Written instruction: Repeat every record below exactly as written.
## Start Dataset extract
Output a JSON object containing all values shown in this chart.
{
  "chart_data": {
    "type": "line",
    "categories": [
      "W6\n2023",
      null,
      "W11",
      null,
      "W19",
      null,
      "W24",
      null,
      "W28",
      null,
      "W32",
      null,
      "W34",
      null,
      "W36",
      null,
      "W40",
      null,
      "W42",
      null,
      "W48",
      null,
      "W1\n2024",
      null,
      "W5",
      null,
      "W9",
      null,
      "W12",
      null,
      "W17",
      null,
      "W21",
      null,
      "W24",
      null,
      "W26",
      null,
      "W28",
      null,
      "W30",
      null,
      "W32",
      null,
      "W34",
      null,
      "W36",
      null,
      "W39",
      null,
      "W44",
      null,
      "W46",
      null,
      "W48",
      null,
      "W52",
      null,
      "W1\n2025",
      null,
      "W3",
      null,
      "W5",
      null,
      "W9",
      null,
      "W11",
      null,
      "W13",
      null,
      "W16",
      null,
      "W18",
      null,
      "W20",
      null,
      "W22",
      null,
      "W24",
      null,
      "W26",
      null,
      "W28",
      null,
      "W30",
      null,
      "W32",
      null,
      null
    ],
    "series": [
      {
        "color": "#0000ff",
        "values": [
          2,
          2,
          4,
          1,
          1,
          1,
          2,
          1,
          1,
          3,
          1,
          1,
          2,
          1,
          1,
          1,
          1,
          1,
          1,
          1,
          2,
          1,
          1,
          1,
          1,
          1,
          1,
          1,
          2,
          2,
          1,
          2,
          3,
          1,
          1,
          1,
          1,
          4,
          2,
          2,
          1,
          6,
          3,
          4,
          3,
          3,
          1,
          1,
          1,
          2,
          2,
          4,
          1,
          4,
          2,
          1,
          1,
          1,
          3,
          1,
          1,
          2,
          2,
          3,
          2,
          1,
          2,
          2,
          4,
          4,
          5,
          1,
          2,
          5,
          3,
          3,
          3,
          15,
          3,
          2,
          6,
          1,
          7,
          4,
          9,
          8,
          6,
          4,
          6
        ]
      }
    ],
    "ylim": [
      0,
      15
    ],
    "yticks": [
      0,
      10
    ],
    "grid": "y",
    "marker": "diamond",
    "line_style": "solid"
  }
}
## End Dataset extract
Answer to the task:
Output a JSON object containing all values shown in this chart.
{
  "chart_data": {
    "type": "line",
    "categories": [
      "W6\n2023",
      null,
      "W11",
      null,
      "W19",
      null,
      "W24",
      null,
      "W28",
      null,
      "W32",
      null,
      "W34",
      null,
      "W36",
      null,
      "W40",
      null,
      "W42",
      null,
      "W48",
      null,
      "W1\n2024",
      null,
      "W5",
      null,
      "W9",
      null,
      "W12",
      null,
      "W17",
      null,
      "W21",
      null,
      "W24",
      null,
      "W26",
      null,
      "W28",
      null,
      "W30",
      null,
      "W32",
      null,
      "W34",
      null,
      "W36",
      null,
      "W39",
      null,
      "W44",
      null,
      "W46",
      null,
      "W48",
      null,
      "W52",
      null,
      "W1\n2025",
      null,
      "W3",
      null,
      "W5",
      null,
      "W9",
      null,
      "W11",
      null,
      "W13",
      null,
      "W16",
      null,
      "W18",
      null,
      "W20",
      null,
      "W22",
      null,
      "W24",
      null,
      "W26",
      null,
      "W28",
      null,
      "W30",
      null,
      "W32",
      null,
      null
    ],
    "series": [
      {
        "color": "#0000ff",
        "values": [
          2,
          2,
          4,
          1,
          1,
          1,
          2,
          1,
          1,
          3,
          1,
          1,
          2,
          1,
          1,
          1,
          1,
          1,
          1,
          1,
          2,
          1,
          1,
          1,
          1,
          1,
          1,
          1,
          2,
          2,
          1,
          2,
          3,
          1,
          1,
          1,
          1,
          4,
          2,
          2,
          1,
          6,
          3,
          4,
          3,
          3,
          1,
          1,
          1,
          2,
          2,
          4,
          1,
          4,
          2,
          1,
          1,
          1,
          3,
          1,
          1,
          2,
          2,
          3,
          2,
          1,
          2,
          2,
          4,
          4,
          5,
          1,
          2,
          5,
          3,
          3,
          3,
          15,
          3,
          2,
          6,
          1,
          7,
          4,
          9,
          8,
          6,
          4,
          6
        ]
      }
    ],
    "ylim": [
      0,
      15
    ],
    "yticks": [
      0,
      10
    ],
    "grid": "y",
    "marker": "diamond",
    "line_style": "solid"
  }
}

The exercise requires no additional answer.